### WHAT YOU NEED TO DO
Give the count of lines in the data that include "todos", with no other words.

▬▬▬

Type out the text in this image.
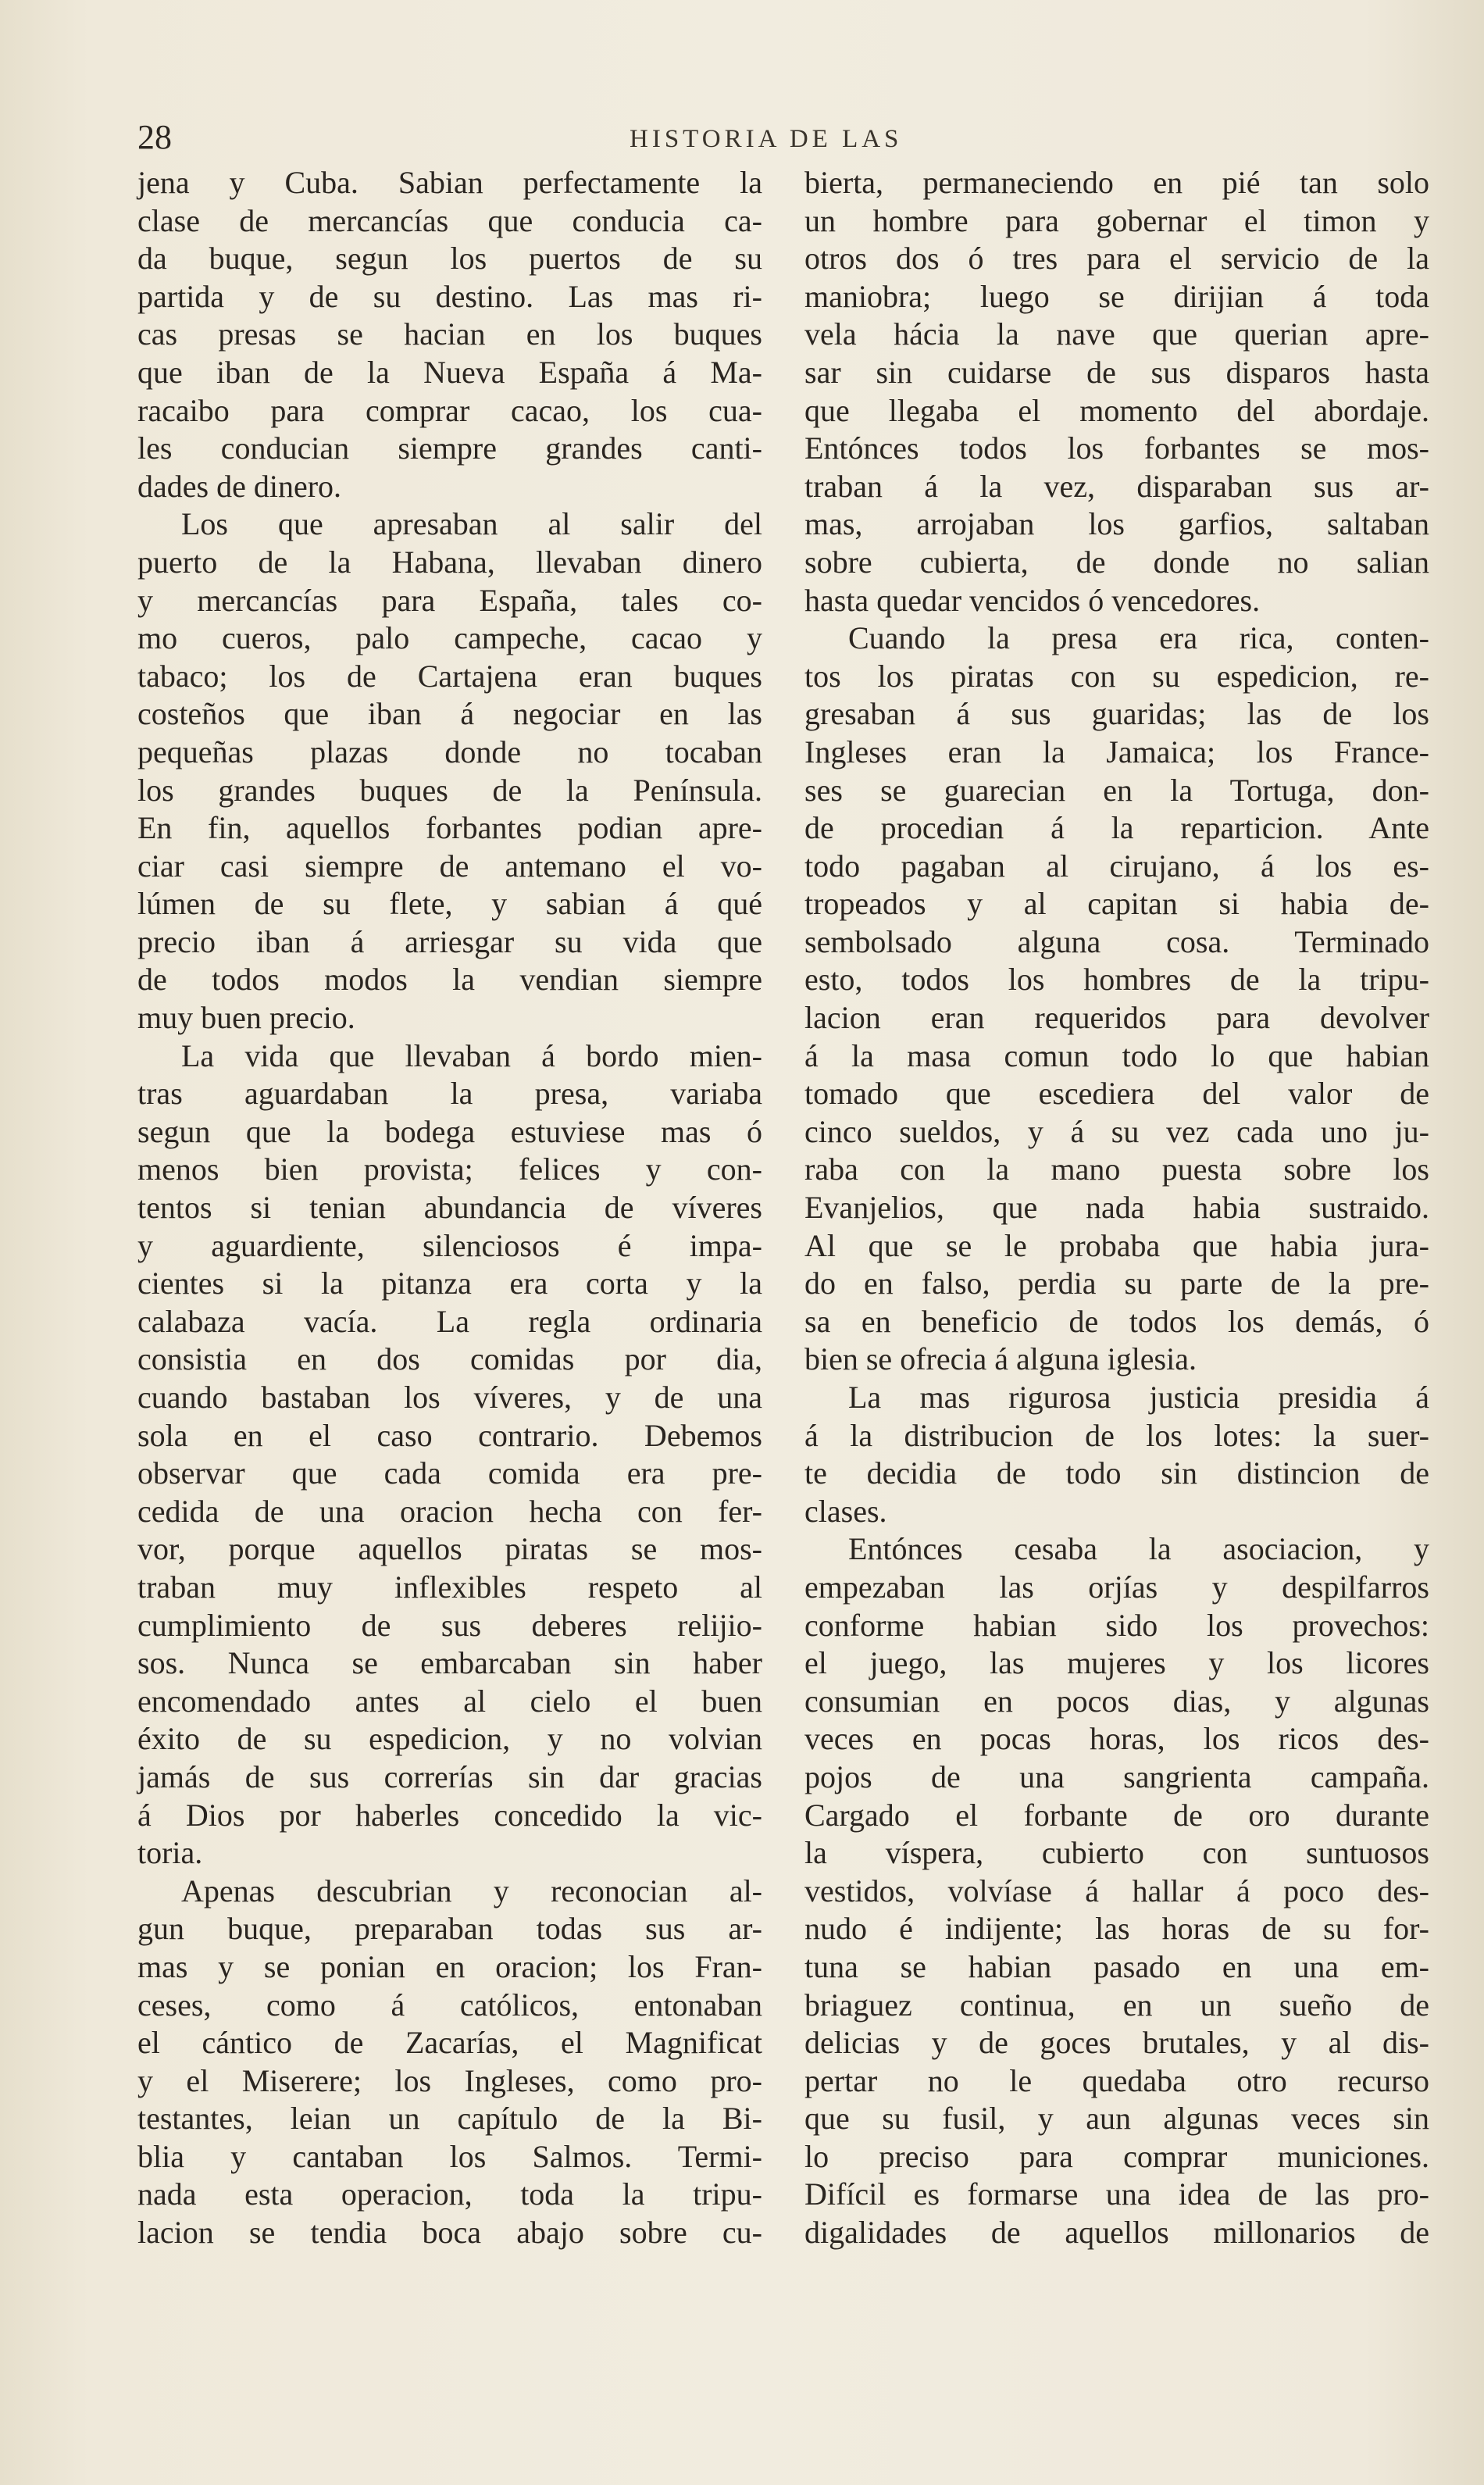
28	HISTORIA DE LAS
jena y Cuba. Sabian perfectamente la
clase de mercancías que conducia ca-
da buque, segun los puertos de su
partida y de su destino. Las mas ri-
cas presas se hacian en los buques
que iban de la Nueva España á Ma-
racaibo para comprar cacao, los cua-
les conducian siempre grandes canti-
dades de dinero.
Los que apresaban al salir del
puerto de la Habana, llevaban dinero
y mercancías para España, tales co-
mo cueros, palo campeche, cacao y
tabaco; los de Cartajena eran buques
costeños que iban á negociar en las
pequeñas plazas donde no tocaban
los grandes buques de la Península.
En fin, aquellos forbantes podian apre-
ciar casi siempre de antemano el vo-
lúmen de su flete, y sabian á qué
precio iban á arriesgar su vida que
de todos modos la vendian siempre
muy buen precio.
La vida que llevaban á bordo mien-
tras aguardaban la presa, variaba
segun que la bodega estuviese mas ó
menos bien provista; felices y con-
tentos si tenian abundancia de víveres
y aguardiente, silenciosos é impa-
cientes si la pitanza era corta y la
calabaza vacía. La regla ordinaria
consistia en dos comidas por dia,
cuando bastaban los víveres, y de una
sola en el caso contrario. Debemos
observar que cada comida era pre-
cedida de una oracion hecha con fer-
vor, porque aquellos piratas se mos-
traban muy inflexibles respeto al
cumplimiento de sus deberes relijio-
sos. Nunca se embarcaban sin haber
encomendado antes al cielo el buen
éxito de su espedicion, y no volvian
jamás de sus correrías sin dar gracias
á Dios por haberles concedido la vic-
toria.
Apenas descubrian y reconocian al-
gun buque, preparaban todas sus ar-
mas y se ponian en oracion; los Fran-
ceses, como á católicos, entonaban
el cántico de Zacarías, el Magnificat
y el Miserere; los Ingleses, como pro-
testantes, leian un capítulo de la Bi-
blia y cantaban los Salmos. Termi-
nada esta operacion, toda la tripu-
lacion se tendia boca abajo sobre cu-
bierta, permaneciendo en pié tan solo
un hombre para gobernar el timon y
otros dos ó tres para el servicio de la
maniobra; luego se dirijian á toda
vela hácia la nave que querian apre-
sar sin cuidarse de sus disparos hasta
que llegaba el momento del abordaje.
Entónces todos los forbantes se mos-
traban á la vez, disparaban sus ar-
mas, arrojaban los garfios, saltaban
sobre cubierta, de donde no salian
hasta quedar vencidos ó vencedores.
Cuando la presa era rica, conten-
tos los piratas con su espedicion, re-
gresaban á sus guaridas; las de los
Ingleses eran la Jamaica; los France-
ses se guarecian en la Tortuga, don-
de procedian á la reparticion. Ante
todo pagaban al cirujano, á los es-
tropeados y al capitan si habia de-
sembolsado alguna cosa. Terminado
esto, todos los hombres de la tripu-
lacion eran requeridos para devolver
á la masa comun todo lo que habian
tomado que escediera del valor de
cinco sueldos, y á su vez cada uno ju-
raba con la mano puesta sobre los
Evanjelios, que nada habia sustraido.
Al que se le probaba que habia jura-
do en falso, perdia su parte de la pre-
sa en beneficio de todos los demás, ó
bien se ofrecia á alguna iglesia.
La mas rigurosa justicia presidia á
á la distribucion de los lotes: la suer-
te decidia de todo sin distincion de
clases.
Entónces cesaba la asociacion, y
empezaban las orjías y despilfarros
conforme habian sido los provechos:
el juego, las mujeres y los licores
consumian en pocos dias, y algunas
veces en pocas horas, los ricos des-
pojos de una sangrienta campaña.
Cargado el forbante de oro durante
la víspera, cubierto con suntuosos
vestidos, volvíase á hallar á poco des-
nudo é indijente; las horas de su for-
tuna se habian pasado en una em-
briaguez continua, en un sueño de
delicias y de goces brutales, y al dis-
pertar no le quedaba otro recurso
que su fusil, y aun algunas veces sin
lo preciso para comprar municiones.
Difícil es formarse una idea de las pro-
digalidades de aquellos millonarios de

▬▬▬

### SOLUTION FOR THIS PROBLEM
4